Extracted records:
_____
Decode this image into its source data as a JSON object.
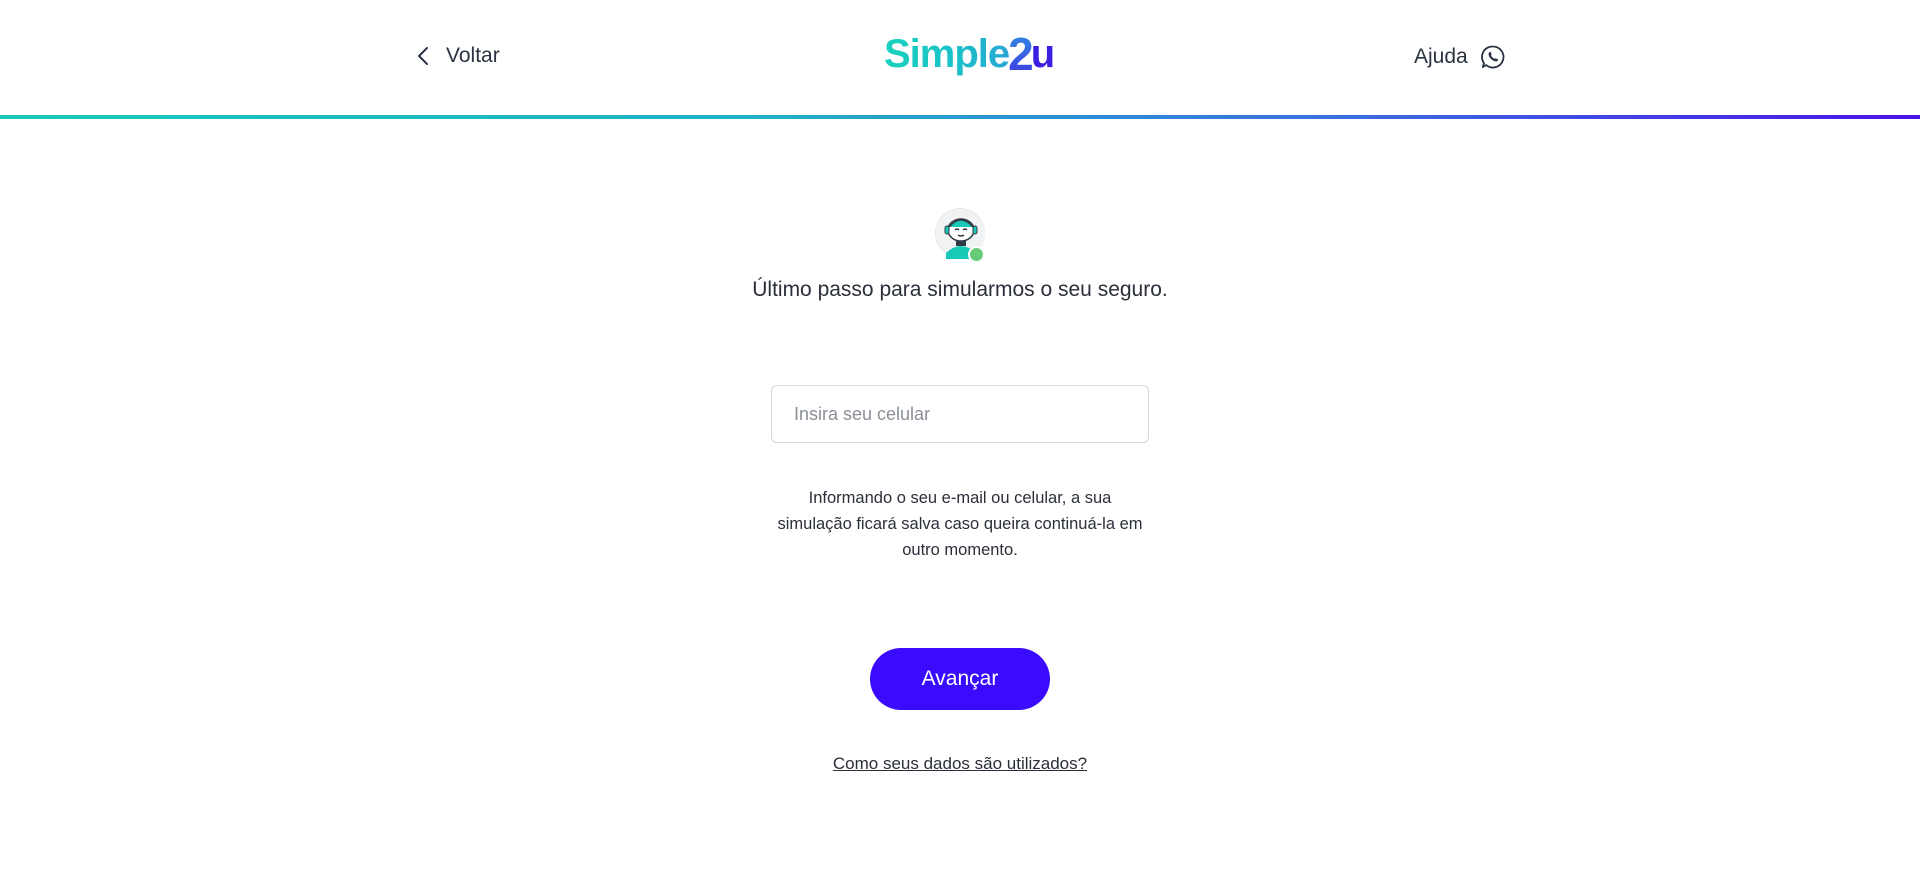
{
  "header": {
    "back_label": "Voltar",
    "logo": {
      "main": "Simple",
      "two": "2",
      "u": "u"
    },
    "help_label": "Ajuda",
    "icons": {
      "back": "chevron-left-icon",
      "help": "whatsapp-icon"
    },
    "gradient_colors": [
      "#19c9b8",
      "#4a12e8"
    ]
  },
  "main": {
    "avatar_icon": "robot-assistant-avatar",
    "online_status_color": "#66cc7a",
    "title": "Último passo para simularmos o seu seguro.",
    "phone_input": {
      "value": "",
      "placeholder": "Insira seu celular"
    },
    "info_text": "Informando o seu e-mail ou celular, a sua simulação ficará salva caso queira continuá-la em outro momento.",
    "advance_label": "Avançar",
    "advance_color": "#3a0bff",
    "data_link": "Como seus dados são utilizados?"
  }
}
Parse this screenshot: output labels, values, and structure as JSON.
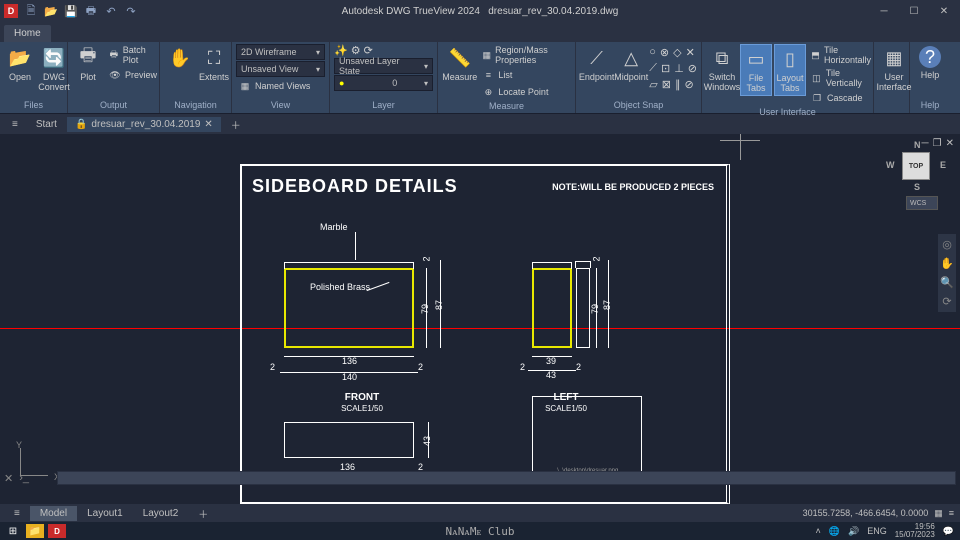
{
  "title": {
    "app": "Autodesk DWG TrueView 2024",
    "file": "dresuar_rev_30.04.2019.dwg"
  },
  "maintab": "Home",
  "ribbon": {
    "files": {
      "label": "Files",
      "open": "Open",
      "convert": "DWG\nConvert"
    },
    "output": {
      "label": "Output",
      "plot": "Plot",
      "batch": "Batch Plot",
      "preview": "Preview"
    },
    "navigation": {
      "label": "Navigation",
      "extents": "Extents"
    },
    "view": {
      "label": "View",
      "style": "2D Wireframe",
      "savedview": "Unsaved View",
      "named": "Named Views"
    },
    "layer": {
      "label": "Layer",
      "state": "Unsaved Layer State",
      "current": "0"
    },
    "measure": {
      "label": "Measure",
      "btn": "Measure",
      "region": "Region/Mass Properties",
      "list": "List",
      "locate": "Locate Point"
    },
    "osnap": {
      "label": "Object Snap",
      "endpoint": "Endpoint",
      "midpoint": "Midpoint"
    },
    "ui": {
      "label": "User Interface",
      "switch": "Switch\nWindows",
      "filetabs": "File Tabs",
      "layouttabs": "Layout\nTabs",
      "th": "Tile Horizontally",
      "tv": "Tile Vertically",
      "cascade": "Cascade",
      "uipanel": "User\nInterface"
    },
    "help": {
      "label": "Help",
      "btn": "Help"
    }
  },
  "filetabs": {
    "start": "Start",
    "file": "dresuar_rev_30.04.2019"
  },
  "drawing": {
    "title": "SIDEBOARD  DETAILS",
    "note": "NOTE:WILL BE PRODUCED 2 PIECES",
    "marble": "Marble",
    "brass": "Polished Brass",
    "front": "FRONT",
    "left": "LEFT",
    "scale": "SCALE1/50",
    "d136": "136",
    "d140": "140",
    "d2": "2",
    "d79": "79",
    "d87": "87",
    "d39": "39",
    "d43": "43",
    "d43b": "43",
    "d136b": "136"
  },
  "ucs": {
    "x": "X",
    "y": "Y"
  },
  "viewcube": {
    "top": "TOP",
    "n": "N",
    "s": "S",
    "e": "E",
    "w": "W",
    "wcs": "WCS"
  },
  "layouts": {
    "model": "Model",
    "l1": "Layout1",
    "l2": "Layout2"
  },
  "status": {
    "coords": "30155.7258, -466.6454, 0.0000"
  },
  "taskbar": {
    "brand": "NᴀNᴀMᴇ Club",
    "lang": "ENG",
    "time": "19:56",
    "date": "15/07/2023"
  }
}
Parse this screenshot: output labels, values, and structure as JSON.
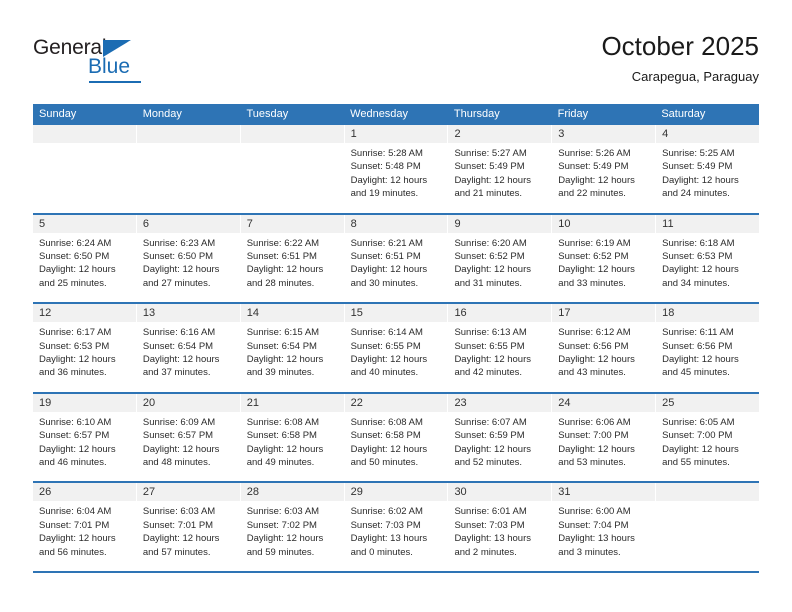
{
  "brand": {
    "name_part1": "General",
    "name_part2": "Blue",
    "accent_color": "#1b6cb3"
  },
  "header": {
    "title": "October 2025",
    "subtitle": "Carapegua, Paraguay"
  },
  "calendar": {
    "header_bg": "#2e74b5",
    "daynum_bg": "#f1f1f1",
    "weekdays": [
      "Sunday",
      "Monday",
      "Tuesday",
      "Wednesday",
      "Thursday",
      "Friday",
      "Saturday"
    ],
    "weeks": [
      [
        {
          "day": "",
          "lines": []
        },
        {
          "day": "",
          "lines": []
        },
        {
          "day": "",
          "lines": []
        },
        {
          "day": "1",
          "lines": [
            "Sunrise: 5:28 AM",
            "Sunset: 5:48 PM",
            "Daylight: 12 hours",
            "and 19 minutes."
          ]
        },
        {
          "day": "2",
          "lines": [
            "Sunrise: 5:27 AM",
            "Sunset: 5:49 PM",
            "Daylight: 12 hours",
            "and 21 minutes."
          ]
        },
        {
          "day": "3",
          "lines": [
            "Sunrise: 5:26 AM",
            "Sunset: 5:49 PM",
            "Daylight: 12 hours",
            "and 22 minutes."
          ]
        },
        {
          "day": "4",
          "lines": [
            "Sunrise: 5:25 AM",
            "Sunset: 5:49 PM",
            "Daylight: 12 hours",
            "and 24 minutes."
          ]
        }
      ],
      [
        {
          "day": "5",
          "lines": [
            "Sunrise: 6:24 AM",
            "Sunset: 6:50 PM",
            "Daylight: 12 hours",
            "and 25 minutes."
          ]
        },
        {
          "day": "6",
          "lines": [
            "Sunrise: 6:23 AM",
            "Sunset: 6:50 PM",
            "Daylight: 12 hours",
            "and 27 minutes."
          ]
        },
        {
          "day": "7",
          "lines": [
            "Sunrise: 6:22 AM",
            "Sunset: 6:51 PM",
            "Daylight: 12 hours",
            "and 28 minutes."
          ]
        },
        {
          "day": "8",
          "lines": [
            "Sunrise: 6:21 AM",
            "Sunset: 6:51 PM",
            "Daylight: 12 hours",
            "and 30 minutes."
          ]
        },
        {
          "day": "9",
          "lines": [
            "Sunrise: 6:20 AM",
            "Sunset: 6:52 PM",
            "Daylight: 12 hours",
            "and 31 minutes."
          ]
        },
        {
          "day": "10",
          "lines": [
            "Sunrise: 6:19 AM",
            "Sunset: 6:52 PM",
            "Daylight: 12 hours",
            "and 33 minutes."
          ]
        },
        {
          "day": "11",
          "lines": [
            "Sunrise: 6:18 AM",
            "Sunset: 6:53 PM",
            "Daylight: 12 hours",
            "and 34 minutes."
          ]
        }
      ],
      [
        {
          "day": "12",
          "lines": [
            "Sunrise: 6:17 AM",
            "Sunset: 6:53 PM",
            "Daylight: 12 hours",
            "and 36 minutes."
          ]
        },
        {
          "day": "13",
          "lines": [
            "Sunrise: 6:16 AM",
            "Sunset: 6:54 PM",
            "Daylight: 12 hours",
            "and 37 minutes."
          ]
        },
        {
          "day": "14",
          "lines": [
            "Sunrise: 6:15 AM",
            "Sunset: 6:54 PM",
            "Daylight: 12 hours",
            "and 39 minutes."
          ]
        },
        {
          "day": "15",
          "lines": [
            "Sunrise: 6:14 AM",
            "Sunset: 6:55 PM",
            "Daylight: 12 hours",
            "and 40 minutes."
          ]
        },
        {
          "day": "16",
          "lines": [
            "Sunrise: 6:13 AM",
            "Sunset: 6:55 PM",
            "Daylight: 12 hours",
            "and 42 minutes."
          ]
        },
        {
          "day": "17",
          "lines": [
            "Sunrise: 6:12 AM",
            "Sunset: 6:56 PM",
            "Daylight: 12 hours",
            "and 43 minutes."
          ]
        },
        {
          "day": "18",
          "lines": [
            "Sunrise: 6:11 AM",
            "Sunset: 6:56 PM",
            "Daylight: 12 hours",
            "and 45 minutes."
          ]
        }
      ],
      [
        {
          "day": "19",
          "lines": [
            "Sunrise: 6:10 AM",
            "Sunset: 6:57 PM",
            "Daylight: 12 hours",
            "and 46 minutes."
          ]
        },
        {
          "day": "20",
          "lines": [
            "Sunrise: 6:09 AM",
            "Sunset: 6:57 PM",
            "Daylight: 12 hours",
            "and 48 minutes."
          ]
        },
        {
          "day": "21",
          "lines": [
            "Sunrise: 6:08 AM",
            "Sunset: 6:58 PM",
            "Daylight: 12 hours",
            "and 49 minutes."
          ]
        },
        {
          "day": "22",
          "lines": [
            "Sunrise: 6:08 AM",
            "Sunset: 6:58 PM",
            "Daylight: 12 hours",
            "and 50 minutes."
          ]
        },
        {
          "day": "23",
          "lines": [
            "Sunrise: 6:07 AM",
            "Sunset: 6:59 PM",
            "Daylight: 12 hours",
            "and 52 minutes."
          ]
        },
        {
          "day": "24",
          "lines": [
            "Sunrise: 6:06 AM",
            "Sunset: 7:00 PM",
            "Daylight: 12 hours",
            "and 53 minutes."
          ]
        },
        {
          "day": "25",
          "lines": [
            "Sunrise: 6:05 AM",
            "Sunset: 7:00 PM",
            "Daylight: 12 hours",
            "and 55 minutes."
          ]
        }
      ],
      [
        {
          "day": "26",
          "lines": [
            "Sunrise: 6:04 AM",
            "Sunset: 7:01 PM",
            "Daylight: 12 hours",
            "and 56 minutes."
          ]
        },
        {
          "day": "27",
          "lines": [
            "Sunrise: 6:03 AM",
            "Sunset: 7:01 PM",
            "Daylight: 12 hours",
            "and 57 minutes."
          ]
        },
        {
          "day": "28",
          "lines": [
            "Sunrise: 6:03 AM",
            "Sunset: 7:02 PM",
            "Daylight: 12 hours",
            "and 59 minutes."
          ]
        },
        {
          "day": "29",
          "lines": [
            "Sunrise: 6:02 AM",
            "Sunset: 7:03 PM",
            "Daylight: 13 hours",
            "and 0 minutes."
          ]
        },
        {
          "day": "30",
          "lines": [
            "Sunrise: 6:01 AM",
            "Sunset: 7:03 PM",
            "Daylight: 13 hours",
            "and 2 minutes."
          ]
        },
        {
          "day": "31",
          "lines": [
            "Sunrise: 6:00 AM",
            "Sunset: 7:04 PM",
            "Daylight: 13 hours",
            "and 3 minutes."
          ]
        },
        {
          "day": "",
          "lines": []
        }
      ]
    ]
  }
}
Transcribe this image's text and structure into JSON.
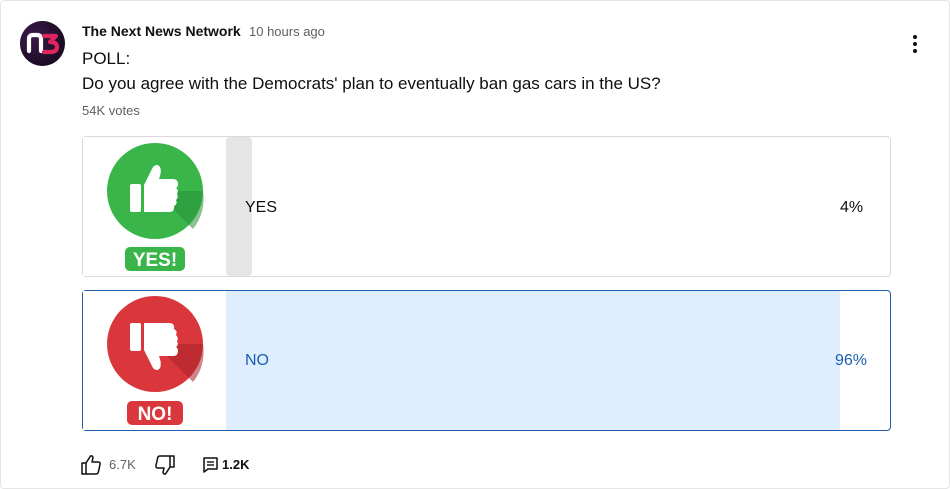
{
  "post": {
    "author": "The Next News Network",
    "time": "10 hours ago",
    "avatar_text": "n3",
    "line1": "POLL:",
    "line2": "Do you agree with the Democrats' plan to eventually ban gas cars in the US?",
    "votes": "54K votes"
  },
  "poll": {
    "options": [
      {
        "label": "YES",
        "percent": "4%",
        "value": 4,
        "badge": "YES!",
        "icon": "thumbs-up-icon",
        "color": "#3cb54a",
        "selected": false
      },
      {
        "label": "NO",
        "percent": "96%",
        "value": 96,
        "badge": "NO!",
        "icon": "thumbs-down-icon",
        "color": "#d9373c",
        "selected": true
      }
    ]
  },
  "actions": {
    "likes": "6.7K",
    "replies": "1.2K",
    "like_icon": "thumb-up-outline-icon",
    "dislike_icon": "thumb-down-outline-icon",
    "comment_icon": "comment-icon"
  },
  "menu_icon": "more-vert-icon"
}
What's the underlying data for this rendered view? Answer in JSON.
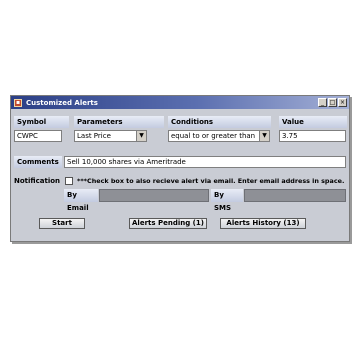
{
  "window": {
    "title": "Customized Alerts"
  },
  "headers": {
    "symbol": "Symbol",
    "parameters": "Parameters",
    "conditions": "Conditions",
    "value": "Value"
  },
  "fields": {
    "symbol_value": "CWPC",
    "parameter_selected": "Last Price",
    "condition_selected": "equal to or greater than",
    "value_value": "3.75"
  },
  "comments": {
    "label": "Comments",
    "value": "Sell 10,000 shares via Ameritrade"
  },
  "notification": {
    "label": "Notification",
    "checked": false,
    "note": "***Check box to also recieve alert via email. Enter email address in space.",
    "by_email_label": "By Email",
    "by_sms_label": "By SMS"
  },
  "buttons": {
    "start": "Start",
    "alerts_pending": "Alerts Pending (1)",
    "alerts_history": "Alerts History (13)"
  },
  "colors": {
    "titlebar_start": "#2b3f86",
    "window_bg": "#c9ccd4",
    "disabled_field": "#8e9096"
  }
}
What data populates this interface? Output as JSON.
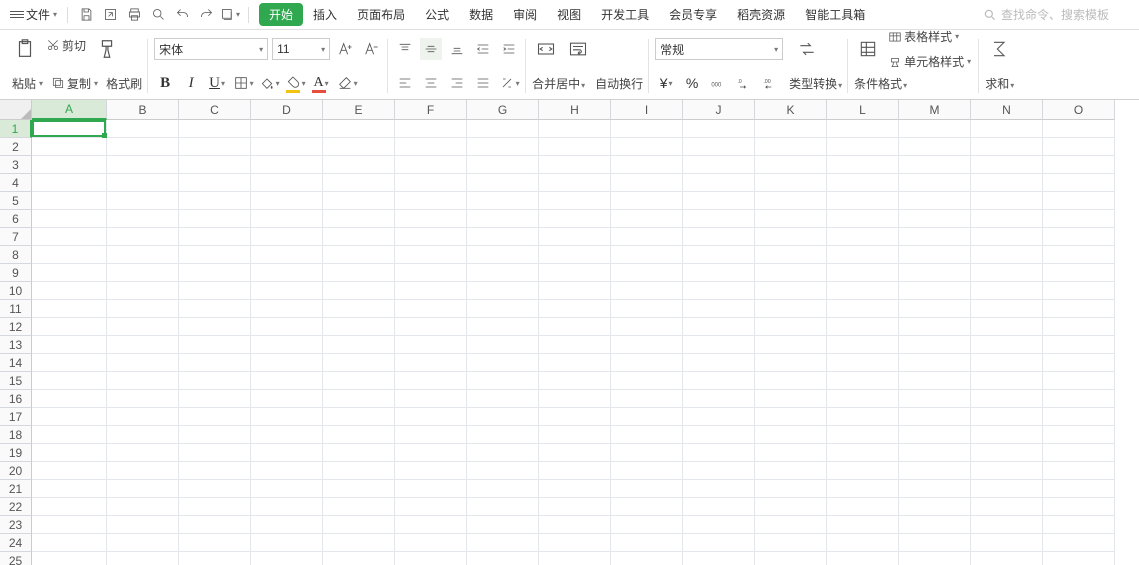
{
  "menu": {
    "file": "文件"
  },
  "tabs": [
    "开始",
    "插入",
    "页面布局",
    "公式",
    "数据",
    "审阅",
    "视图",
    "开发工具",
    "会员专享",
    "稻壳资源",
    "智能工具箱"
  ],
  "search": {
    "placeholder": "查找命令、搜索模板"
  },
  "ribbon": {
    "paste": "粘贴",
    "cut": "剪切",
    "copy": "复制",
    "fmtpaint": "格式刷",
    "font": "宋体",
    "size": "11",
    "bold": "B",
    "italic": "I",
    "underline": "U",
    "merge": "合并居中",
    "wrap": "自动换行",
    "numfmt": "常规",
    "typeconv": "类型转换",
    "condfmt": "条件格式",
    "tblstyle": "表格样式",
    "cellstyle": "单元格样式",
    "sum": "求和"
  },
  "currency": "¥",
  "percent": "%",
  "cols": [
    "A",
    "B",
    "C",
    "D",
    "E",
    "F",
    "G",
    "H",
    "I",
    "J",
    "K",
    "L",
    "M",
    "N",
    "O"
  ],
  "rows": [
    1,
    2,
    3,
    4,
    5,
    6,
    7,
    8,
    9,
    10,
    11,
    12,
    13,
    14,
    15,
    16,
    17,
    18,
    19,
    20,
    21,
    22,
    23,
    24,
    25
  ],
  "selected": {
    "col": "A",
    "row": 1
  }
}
_____
CHALLENGE:
Select every line where the word "this" occurs.

WRITTEN SOLUTION:
Decode this image into its source data as a JSON object.
Parse this screenshot: output labels, values, and structure as JSON.
Parse this screenshot: output labels, values, and structure as JSON.
Transcribe this image's text and structure into JSON.
What's the underlying data for this rendered view? Answer in JSON.
What data populates this interface? Output as JSON.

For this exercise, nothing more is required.